### Exercise
Sort through the entries below and pull out lines containing the word "Credit".
------------
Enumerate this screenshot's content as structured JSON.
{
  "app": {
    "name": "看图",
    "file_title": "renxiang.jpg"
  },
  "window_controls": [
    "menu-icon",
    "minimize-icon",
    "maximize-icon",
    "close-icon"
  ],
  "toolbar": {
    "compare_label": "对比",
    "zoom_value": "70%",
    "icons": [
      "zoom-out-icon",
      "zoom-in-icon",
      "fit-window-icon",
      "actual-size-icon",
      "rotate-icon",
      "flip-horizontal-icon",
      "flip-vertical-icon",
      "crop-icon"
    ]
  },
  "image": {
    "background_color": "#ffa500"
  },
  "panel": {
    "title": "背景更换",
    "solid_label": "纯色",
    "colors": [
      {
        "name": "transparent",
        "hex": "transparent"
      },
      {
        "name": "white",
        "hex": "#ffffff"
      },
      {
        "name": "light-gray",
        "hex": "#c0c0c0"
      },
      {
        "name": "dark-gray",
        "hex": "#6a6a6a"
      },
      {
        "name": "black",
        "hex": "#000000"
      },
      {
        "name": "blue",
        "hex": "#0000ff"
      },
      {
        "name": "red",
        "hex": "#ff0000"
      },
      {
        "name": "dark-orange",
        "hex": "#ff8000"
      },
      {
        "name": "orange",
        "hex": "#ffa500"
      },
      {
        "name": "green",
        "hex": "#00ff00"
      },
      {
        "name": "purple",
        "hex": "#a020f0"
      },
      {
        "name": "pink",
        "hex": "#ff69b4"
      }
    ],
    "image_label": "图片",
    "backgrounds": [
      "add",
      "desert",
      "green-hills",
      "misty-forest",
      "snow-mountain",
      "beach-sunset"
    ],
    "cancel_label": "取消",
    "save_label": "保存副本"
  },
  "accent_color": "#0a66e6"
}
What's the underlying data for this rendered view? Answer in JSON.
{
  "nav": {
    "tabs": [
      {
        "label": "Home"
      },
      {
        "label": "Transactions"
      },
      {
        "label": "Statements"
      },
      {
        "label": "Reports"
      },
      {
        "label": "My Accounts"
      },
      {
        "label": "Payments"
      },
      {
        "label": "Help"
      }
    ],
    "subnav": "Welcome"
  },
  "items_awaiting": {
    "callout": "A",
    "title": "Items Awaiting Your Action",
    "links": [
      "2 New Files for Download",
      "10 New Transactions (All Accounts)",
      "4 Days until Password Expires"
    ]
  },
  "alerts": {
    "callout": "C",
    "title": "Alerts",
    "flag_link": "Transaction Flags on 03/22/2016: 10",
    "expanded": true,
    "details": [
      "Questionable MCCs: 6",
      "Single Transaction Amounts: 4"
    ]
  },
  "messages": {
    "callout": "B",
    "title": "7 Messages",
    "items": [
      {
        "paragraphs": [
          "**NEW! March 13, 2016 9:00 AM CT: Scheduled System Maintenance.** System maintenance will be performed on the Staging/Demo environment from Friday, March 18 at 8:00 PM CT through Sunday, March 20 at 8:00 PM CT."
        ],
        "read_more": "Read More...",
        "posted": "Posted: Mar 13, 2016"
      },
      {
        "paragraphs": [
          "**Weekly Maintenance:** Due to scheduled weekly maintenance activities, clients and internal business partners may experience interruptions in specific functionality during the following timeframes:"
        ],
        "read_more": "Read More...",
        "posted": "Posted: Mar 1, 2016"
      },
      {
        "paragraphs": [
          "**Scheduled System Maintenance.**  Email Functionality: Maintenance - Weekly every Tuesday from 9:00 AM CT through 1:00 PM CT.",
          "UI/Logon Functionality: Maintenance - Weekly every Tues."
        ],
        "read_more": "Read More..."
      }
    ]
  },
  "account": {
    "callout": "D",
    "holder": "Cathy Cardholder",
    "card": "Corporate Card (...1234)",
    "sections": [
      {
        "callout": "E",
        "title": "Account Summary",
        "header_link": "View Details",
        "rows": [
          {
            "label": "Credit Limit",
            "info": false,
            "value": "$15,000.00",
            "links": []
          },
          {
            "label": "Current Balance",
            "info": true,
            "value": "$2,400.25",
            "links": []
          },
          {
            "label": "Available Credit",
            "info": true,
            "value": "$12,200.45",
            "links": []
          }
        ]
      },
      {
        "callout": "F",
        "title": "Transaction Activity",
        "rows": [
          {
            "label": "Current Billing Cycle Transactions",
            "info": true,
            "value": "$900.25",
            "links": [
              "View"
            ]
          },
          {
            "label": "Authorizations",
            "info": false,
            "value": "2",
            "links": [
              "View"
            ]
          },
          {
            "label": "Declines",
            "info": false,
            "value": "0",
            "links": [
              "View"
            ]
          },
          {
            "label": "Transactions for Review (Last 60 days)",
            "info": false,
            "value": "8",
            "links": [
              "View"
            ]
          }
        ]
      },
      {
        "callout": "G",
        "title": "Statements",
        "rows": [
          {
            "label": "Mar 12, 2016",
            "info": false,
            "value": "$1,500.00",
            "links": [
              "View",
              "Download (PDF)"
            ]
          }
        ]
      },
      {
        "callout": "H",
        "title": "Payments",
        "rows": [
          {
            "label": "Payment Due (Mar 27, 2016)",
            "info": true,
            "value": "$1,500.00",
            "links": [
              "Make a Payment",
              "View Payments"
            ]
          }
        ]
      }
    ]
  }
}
------------
### Answer
            "label": "Credit Limit",
            "label": "Available Credit",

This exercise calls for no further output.